Reproduce the data exactly.

Stored entries
******************************
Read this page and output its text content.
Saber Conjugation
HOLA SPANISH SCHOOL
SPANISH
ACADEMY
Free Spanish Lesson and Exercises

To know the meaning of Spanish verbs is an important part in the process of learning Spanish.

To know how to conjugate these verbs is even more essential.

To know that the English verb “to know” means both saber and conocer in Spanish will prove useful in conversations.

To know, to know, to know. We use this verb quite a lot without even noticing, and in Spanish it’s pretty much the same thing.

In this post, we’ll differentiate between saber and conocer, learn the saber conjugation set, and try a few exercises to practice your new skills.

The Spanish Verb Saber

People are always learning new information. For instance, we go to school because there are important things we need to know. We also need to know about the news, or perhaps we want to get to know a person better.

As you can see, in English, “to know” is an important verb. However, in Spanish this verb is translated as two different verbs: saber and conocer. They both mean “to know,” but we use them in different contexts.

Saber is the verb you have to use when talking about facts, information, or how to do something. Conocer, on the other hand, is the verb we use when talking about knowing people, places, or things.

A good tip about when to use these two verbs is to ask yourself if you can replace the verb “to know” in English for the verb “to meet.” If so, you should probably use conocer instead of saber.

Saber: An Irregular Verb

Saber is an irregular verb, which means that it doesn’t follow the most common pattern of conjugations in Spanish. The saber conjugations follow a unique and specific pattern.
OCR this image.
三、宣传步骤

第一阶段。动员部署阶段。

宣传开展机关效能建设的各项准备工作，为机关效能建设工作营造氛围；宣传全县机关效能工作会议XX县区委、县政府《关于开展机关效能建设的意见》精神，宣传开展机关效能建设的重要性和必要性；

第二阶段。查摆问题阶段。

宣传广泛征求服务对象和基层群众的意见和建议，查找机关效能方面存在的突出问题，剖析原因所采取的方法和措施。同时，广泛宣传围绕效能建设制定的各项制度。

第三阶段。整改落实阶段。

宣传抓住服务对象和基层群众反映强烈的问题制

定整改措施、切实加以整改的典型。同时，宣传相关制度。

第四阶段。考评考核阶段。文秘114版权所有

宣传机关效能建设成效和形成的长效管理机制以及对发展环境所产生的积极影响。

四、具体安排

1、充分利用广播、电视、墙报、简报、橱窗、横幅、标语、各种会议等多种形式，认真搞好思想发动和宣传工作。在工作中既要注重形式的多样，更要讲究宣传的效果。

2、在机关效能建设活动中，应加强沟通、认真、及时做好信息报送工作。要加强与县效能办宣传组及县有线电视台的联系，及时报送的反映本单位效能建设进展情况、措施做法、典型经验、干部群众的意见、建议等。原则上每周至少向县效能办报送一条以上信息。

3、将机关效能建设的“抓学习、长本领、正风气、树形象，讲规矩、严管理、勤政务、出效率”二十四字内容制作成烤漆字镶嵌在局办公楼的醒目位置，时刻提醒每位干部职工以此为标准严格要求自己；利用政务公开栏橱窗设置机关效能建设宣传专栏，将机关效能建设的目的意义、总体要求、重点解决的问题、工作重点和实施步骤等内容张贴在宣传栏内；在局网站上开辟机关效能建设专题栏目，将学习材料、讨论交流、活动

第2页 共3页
******************************
• Written answer:
Read this page and output its text content.
Saber Conjugation
HOLA SPANISH SCHOOL
SPANISH
ACADEMY
Free Spanish Lesson and Exercises

To know the meaning of Spanish verbs is an important part in the process of learning Spanish.

To know how to conjugate these verbs is even more essential.

To know that the English verb “to know” means both saber and conocer in Spanish will prove useful in conversations.

To know, to know, to know. We use this verb quite a lot without even noticing, and in Spanish it’s pretty much the same thing.

In this post, we’ll differentiate between saber and conocer, learn the saber conjugation set, and try a few exercises to practice your new skills.

The Spanish Verb Saber

People are always learning new information. For instance, we go to school because there are important things we need to know. We also need to know about the news, or perhaps we want to get to know a person better.

As you can see, in English, “to know” is an important verb. However, in Spanish this verb is translated as two different verbs: saber and conocer. They both mean “to know,” but we use them in different contexts.

Saber is the verb you have to use when talking about facts, information, or how to do something. Conocer, on the other hand, is the verb we use when talking about knowing people, places, or things.

A good tip about when to use these two verbs is to ask yourself if you can replace the verb “to know” in English for the verb “to meet.” If so, you should probably use conocer instead of saber.

Saber: An Irregular Verb

Saber is an irregular verb, which means that it doesn’t follow the most common pattern of conjugations in Spanish. The saber conjugations follow a unique and specific pattern.
OCR this image.
三、宣传步骤

第一阶段。动员部署阶段。

宣传开展机关效能建设的各项准备工作，为机关效能建设工作营造氛围；宣传全县机关效能工作会议XX县区委、县政府《关于开展机关效能建设的意见》精神，宣传开展机关效能建设的重要性和必要性；

第二阶段。查摆问题阶段。

宣传广泛征求服务对象和基层群众的意见和建议，查找机关效能方面存在的突出问题，剖析原因所采取的方法和措施。同时，广泛宣传围绕效能建设制定的各项制度。

第三阶段。整改落实阶段。

宣传抓住服务对象和基层群众反映强烈的问题制

定整改措施、切实加以整改的典型。同时，宣传相关制度。

第四阶段。考评考核阶段。文秘114版权所有

宣传机关效能建设成效和形成的长效管理机制以及对发展环境所产生的积极影响。

四、具体安排

1、充分利用广播、电视、墙报、简报、橱窗、横幅、标语、各种会议等多种形式，认真搞好思想发动和宣传工作。在工作中既要注重形式的多样，更要讲究宣传的效果。

2、在机关效能建设活动中，应加强沟通、认真、及时做好信息报送工作。要加强与县效能办宣传组及县有线电视台的联系，及时报送的反映本单位效能建设进展情况、措施做法、典型经验、干部群众的意见、建议等。原则上每周至少向县效能办报送一条以上信息。

3、将机关效能建设的“抓学习、长本领、正风气、树形象，讲规矩、严管理、勤政务、出效率”二十四字内容制作成烤漆字镶嵌在局办公楼的醒目位置，时刻提醒每位干部职工以此为标准严格要求自己；利用政务公开栏橱窗设置机关效能建设宣传专栏，将机关效能建设的目的意义、总体要求、重点解决的问题、工作重点和实施步骤等内容张贴在宣传栏内；在局网站上开辟机关效能建设专题栏目，将学习材料、讨论交流、活动

第2页 共3页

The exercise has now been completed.